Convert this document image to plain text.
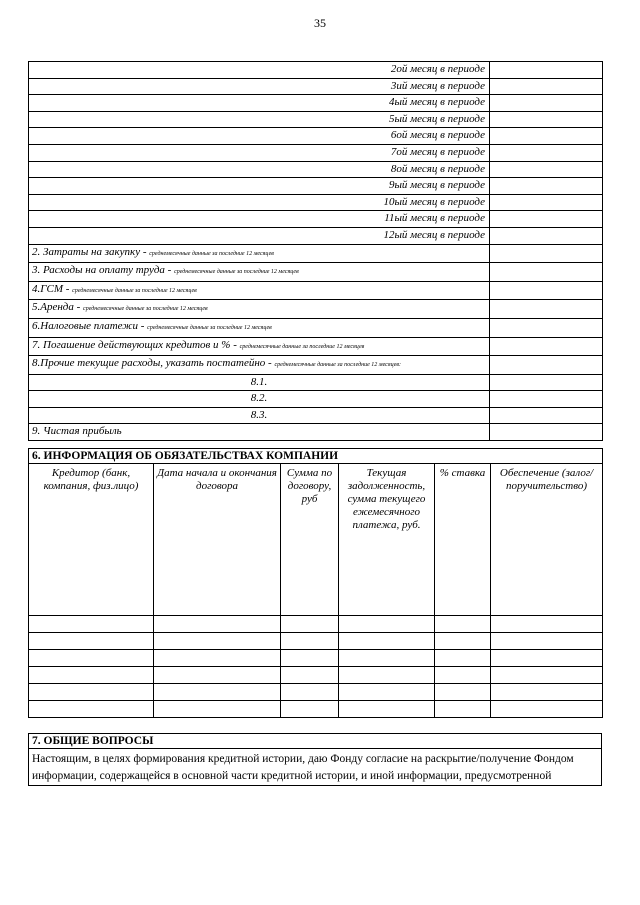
35
2ой месяц в периоде	
3ий месяц в периоде	
4ый месяц в периоде	
5ый месяц в периоде	
6ой месяц в периоде	
7ой месяц в периоде	
8ой месяц в периоде	
9ый месяц в периоде	
10ый месяц в периоде	
11ый месяц в периоде	
12ый месяц в периоде	
2. Затраты на закупку - среднемесячные данные за последние 12 месяцев	
3. Расходы на оплату труда - среднемесячные данные за последние 12 месяцев	
4.ГСМ - среднемесячные данные за последние 12 месяцев	
5.Аренда - среднемесячные данные за последние 12 месяцев	
6.Налоговые платежи - среднемесячные данные за последние 12 месяцев	
7. Погашение действующих кредитов и % - среднемесячные данные за последние 12 месяцев	
8.Прочие текущие расходы, указать постатейно - среднемесячные данные за последние 12 месяцев:	
8.1.	
8.2.	
8.3.	
9. Чистая прибыль	
6. ИНФОРМАЦИЯ ОБ ОБЯЗАТЕЛЬСТВАХ КОМПАНИИ					
Кредитор (банк, компания, физ.лицо)	Дата начала и окончания договора	Сумма по договору, руб	Текущая задолженность, сумма текущего ежемесячного платежа, руб.	% ставка	Обеспечение (залог/поручительство)

7. ОБЩИЕ ВОПРОСЫ
Настоящим, в целях формирования кредитной истории, даю Фонду согласие на раскрытие/получение Фондом информации, содержащейся в основной части кредитной истории, и иной информации, предусмотренной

....

_WORK TO COMPLETE_. Copy every line of the data word for word, omitting the images.

_THE ANSWER_.
Convert this document image to plain text.
35
2ой месяц в периоде	
3ий месяц в периоде	
4ый месяц в периоде	
5ый месяц в периоде	
6ой месяц в периоде	
7ой месяц в периоде	
8ой месяц в периоде	
9ый месяц в периоде	
10ый месяц в периоде	
11ый месяц в периоде	
12ый месяц в периоде	
2. Затраты на закупку - среднемесячные данные за последние 12 месяцев	
3. Расходы на оплату труда - среднемесячные данные за последние 12 месяцев	
4.ГСМ - среднемесячные данные за последние 12 месяцев	
5.Аренда - среднемесячные данные за последние 12 месяцев	
6.Налоговые платежи - среднемесячные данные за последние 12 месяцев	
7. Погашение действующих кредитов и % - среднемесячные данные за последние 12 месяцев	
8.Прочие текущие расходы, указать постатейно - среднемесячные данные за последние 12 месяцев:	
8.1.	
8.2.	
8.3.	
9. Чистая прибыль	
6. ИНФОРМАЦИЯ ОБ ОБЯЗАТЕЛЬСТВАХ КОМПАНИИ					
Кредитор (банк, компания, физ.лицо)	Дата начала и окончания договора	Сумма по договору, руб	Текущая задолженность, сумма текущего ежемесячного платежа, руб.	% ставка	Обеспечение (залог/поручительство)

7. ОБЩИЕ ВОПРОСЫ
Настоящим, в целях формирования кредитной истории, даю Фонду согласие на раскрытие/получение Фондом информации, содержащейся в основной части кредитной истории, и иной информации, предусмотренной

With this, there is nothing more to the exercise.